All entries are to be given again verbatim.
>>>
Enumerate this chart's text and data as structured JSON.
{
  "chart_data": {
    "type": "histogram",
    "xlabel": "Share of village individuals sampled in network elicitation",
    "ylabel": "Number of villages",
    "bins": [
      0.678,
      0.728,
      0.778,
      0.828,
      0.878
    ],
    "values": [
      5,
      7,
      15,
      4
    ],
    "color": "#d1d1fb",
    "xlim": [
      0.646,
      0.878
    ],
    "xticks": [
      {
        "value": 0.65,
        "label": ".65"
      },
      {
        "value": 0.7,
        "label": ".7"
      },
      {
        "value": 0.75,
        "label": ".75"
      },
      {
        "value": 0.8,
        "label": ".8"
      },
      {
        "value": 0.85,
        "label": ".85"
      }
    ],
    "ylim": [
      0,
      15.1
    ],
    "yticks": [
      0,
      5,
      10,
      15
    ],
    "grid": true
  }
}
<<<
● Solved exercise
Enumerate this chart's text and data as structured JSON.
{
  "chart_data": {
    "type": "histogram",
    "xlabel": "Share of village individuals sampled in network elicitation",
    "ylabel": "Number of villages",
    "bins": [
      0.678,
      0.728,
      0.778,
      0.828,
      0.878
    ],
    "values": [
      5,
      7,
      15,
      4
    ],
    "color": "#d1d1fb",
    "xlim": [
      0.646,
      0.878
    ],
    "xticks": [
      {
        "value": 0.65,
        "label": ".65"
      },
      {
        "value": 0.7,
        "label": ".7"
      },
      {
        "value": 0.75,
        "label": ".75"
      },
      {
        "value": 0.8,
        "label": ".8"
      },
      {
        "value": 0.85,
        "label": ".85"
      }
    ],
    "ylim": [
      0,
      15.1
    ],
    "yticks": [
      0,
      5,
      10,
      15
    ],
    "grid": true
  }
}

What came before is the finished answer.